* AIM OF THE TASK *
Would you output the whole listing below, exactly as it reads?

* DATA SUPPLIED *
##########

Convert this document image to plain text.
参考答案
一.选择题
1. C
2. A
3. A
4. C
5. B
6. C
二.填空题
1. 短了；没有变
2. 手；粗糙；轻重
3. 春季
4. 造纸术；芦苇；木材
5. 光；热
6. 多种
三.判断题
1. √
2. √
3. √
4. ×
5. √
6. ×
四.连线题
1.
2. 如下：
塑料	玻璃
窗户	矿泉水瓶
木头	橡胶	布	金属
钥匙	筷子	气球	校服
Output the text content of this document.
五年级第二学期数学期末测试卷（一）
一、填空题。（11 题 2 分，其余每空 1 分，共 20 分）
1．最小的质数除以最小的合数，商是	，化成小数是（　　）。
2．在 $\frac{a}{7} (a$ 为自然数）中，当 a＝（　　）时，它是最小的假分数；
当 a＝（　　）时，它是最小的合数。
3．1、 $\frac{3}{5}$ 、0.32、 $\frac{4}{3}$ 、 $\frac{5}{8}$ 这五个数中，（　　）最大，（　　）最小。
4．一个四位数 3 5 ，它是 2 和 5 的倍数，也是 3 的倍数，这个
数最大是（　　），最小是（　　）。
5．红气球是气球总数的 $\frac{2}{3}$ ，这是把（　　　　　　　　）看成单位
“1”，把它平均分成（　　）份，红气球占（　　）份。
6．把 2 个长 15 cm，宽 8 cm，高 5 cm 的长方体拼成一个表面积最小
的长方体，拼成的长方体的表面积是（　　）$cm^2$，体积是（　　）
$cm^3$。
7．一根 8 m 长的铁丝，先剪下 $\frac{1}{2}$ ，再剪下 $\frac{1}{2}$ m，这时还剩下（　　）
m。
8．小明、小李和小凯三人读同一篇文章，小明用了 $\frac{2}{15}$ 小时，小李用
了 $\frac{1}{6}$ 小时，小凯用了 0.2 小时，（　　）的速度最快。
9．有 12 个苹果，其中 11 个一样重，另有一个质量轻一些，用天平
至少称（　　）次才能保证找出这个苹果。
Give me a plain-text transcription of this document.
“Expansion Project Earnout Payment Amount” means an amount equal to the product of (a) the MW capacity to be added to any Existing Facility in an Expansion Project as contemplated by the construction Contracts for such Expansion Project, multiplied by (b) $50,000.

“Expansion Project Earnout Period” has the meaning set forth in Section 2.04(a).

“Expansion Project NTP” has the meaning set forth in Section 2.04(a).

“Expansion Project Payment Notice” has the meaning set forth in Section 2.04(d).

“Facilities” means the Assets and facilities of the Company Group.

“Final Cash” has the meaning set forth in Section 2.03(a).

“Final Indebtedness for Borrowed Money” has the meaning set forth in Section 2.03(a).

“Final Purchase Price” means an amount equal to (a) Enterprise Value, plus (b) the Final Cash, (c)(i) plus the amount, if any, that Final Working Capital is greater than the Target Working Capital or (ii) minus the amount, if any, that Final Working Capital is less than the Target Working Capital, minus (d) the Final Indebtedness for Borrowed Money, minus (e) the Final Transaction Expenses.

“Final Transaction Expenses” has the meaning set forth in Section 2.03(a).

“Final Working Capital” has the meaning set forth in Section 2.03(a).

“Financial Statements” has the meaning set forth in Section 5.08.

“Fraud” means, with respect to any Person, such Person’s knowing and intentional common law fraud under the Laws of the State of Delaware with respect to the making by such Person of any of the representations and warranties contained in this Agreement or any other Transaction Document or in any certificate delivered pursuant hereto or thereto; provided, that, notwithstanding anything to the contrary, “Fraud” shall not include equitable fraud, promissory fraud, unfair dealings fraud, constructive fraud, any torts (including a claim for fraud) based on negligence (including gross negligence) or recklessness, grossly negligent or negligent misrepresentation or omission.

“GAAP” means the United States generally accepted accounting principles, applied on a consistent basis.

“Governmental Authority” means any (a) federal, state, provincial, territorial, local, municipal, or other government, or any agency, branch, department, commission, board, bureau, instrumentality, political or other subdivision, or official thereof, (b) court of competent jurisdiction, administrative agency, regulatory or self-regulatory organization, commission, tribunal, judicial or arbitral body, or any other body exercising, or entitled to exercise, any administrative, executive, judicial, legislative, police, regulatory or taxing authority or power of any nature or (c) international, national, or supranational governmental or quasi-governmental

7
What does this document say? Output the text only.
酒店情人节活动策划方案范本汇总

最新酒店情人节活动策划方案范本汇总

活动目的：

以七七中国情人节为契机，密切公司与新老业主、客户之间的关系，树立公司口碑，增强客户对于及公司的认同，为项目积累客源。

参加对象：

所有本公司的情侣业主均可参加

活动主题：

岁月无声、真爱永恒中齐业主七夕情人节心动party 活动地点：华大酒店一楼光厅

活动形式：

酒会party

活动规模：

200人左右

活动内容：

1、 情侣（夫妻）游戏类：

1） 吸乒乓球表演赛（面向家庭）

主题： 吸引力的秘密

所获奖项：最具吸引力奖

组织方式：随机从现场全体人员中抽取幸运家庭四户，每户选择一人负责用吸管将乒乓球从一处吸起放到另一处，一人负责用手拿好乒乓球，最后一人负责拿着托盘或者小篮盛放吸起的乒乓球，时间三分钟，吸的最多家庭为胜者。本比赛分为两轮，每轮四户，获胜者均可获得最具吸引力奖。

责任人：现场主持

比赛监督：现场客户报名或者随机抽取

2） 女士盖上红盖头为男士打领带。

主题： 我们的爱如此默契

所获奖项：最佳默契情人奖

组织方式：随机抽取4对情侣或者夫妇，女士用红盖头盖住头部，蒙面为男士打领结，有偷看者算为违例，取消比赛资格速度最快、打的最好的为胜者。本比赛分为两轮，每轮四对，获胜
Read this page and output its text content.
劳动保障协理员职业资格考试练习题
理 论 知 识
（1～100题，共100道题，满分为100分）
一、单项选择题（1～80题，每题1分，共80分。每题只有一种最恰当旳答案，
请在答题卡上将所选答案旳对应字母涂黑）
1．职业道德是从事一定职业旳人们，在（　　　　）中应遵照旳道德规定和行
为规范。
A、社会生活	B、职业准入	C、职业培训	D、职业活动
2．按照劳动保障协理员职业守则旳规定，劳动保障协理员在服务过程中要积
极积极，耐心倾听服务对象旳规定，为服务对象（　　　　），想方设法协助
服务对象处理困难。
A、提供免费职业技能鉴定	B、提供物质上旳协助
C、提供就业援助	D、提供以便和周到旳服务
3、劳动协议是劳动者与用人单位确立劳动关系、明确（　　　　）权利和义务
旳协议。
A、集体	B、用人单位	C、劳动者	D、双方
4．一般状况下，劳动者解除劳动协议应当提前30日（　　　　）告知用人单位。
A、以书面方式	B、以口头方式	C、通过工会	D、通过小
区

##########

* WRITTEN RESPONSE *
Convert this document image to plain text.
参考答案
一.选择题
1. C
2. A
3. A
4. C
5. B
6. C
二.填空题
1. 短了；没有变
2. 手；粗糙；轻重
3. 春季
4. 造纸术；芦苇；木材
5. 光；热
6. 多种
三.判断题
1. √
2. √
3. √
4. ×
5. √
6. ×
四.连线题
1.
2. 如下：
塑料	玻璃
窗户	矿泉水瓶
木头	橡胶	布	金属
钥匙	筷子	气球	校服
Output the text content of this document.
五年级第二学期数学期末测试卷（一）
一、填空题。（11 题 2 分，其余每空 1 分，共 20 分）
1．最小的质数除以最小的合数，商是	，化成小数是（　　）。
2．在 $\frac{a}{7} (a$ 为自然数）中，当 a＝（　　）时，它是最小的假分数；
当 a＝（　　）时，它是最小的合数。
3．1、 $\frac{3}{5}$ 、0.32、 $\frac{4}{3}$ 、 $\frac{5}{8}$ 这五个数中，（　　）最大，（　　）最小。
4．一个四位数 3 5 ，它是 2 和 5 的倍数，也是 3 的倍数，这个
数最大是（　　），最小是（　　）。
5．红气球是气球总数的 $\frac{2}{3}$ ，这是把（　　　　　　　　）看成单位
“1”，把它平均分成（　　）份，红气球占（　　）份。
6．把 2 个长 15 cm，宽 8 cm，高 5 cm 的长方体拼成一个表面积最小
的长方体，拼成的长方体的表面积是（　　）$cm^2$，体积是（　　）
$cm^3$。
7．一根 8 m 长的铁丝，先剪下 $\frac{1}{2}$ ，再剪下 $\frac{1}{2}$ m，这时还剩下（　　）
m。
8．小明、小李和小凯三人读同一篇文章，小明用了 $\frac{2}{15}$ 小时，小李用
了 $\frac{1}{6}$ 小时，小凯用了 0.2 小时，（　　）的速度最快。
9．有 12 个苹果，其中 11 个一样重，另有一个质量轻一些，用天平
至少称（　　）次才能保证找出这个苹果。
Give me a plain-text transcription of this document.
“Expansion Project Earnout Payment Amount” means an amount equal to the product of (a) the MW capacity to be added to any Existing Facility in an Expansion Project as contemplated by the construction Contracts for such Expansion Project, multiplied by (b) $50,000.

“Expansion Project Earnout Period” has the meaning set forth in Section 2.04(a).

“Expansion Project NTP” has the meaning set forth in Section 2.04(a).

“Expansion Project Payment Notice” has the meaning set forth in Section 2.04(d).

“Facilities” means the Assets and facilities of the Company Group.

“Final Cash” has the meaning set forth in Section 2.03(a).

“Final Indebtedness for Borrowed Money” has the meaning set forth in Section 2.03(a).

“Final Purchase Price” means an amount equal to (a) Enterprise Value, plus (b) the Final Cash, (c)(i) plus the amount, if any, that Final Working Capital is greater than the Target Working Capital or (ii) minus the amount, if any, that Final Working Capital is less than the Target Working Capital, minus (d) the Final Indebtedness for Borrowed Money, minus (e) the Final Transaction Expenses.

“Final Transaction Expenses” has the meaning set forth in Section 2.03(a).

“Final Working Capital” has the meaning set forth in Section 2.03(a).

“Financial Statements” has the meaning set forth in Section 5.08.

“Fraud” means, with respect to any Person, such Person’s knowing and intentional common law fraud under the Laws of the State of Delaware with respect to the making by such Person of any of the representations and warranties contained in this Agreement or any other Transaction Document or in any certificate delivered pursuant hereto or thereto; provided, that, notwithstanding anything to the contrary, “Fraud” shall not include equitable fraud, promissory fraud, unfair dealings fraud, constructive fraud, any torts (including a claim for fraud) based on negligence (including gross negligence) or recklessness, grossly negligent or negligent misrepresentation or omission.

“GAAP” means the United States generally accepted accounting principles, applied on a consistent basis.

“Governmental Authority” means any (a) federal, state, provincial, territorial, local, municipal, or other government, or any agency, branch, department, commission, board, bureau, instrumentality, political or other subdivision, or official thereof, (b) court of competent jurisdiction, administrative agency, regulatory or self-regulatory organization, commission, tribunal, judicial or arbitral body, or any other body exercising, or entitled to exercise, any administrative, executive, judicial, legislative, police, regulatory or taxing authority or power of any nature or (c) international, national, or supranational governmental or quasi-governmental

7
What does this document say? Output the text only.
酒店情人节活动策划方案范本汇总

最新酒店情人节活动策划方案范本汇总

活动目的：

以七七中国情人节为契机，密切公司与新老业主、客户之间的关系，树立公司口碑，增强客户对于及公司的认同，为项目积累客源。

参加对象：

所有本公司的情侣业主均可参加

活动主题：

岁月无声、真爱永恒中齐业主七夕情人节心动party 活动地点：华大酒店一楼光厅

活动形式：

酒会party

活动规模：

200人左右

活动内容：

1、 情侣（夫妻）游戏类：

1） 吸乒乓球表演赛（面向家庭）

主题： 吸引力的秘密

所获奖项：最具吸引力奖

组织方式：随机从现场全体人员中抽取幸运家庭四户，每户选择一人负责用吸管将乒乓球从一处吸起放到另一处，一人负责用手拿好乒乓球，最后一人负责拿着托盘或者小篮盛放吸起的乒乓球，时间三分钟，吸的最多家庭为胜者。本比赛分为两轮，每轮四户，获胜者均可获得最具吸引力奖。

责任人：现场主持

比赛监督：现场客户报名或者随机抽取

2） 女士盖上红盖头为男士打领带。

主题： 我们的爱如此默契

所获奖项：最佳默契情人奖

组织方式：随机抽取4对情侣或者夫妇，女士用红盖头盖住头部，蒙面为男士打领结，有偷看者算为违例，取消比赛资格速度最快、打的最好的为胜者。本比赛分为两轮，每轮四对，获胜
Read this page and output its text content.
劳动保障协理员职业资格考试练习题
理 论 知 识
（1～100题，共100道题，满分为100分）
一、单项选择题（1～80题，每题1分，共80分。每题只有一种最恰当旳答案，
请在答题卡上将所选答案旳对应字母涂黑）
1．职业道德是从事一定职业旳人们，在（　　　　）中应遵照旳道德规定和行
为规范。
A、社会生活	B、职业准入	C、职业培训	D、职业活动
2．按照劳动保障协理员职业守则旳规定，劳动保障协理员在服务过程中要积
极积极，耐心倾听服务对象旳规定，为服务对象（　　　　），想方设法协助
服务对象处理困难。
A、提供免费职业技能鉴定	B、提供物质上旳协助
C、提供就业援助	D、提供以便和周到旳服务
3、劳动协议是劳动者与用人单位确立劳动关系、明确（　　　　）权利和义务
旳协议。
A、集体	B、用人单位	C、劳动者	D、双方
4．一般状况下，劳动者解除劳动协议应当提前30日（　　　　）告知用人单位。
A、以书面方式	B、以口头方式	C、通过工会	D、通过小
区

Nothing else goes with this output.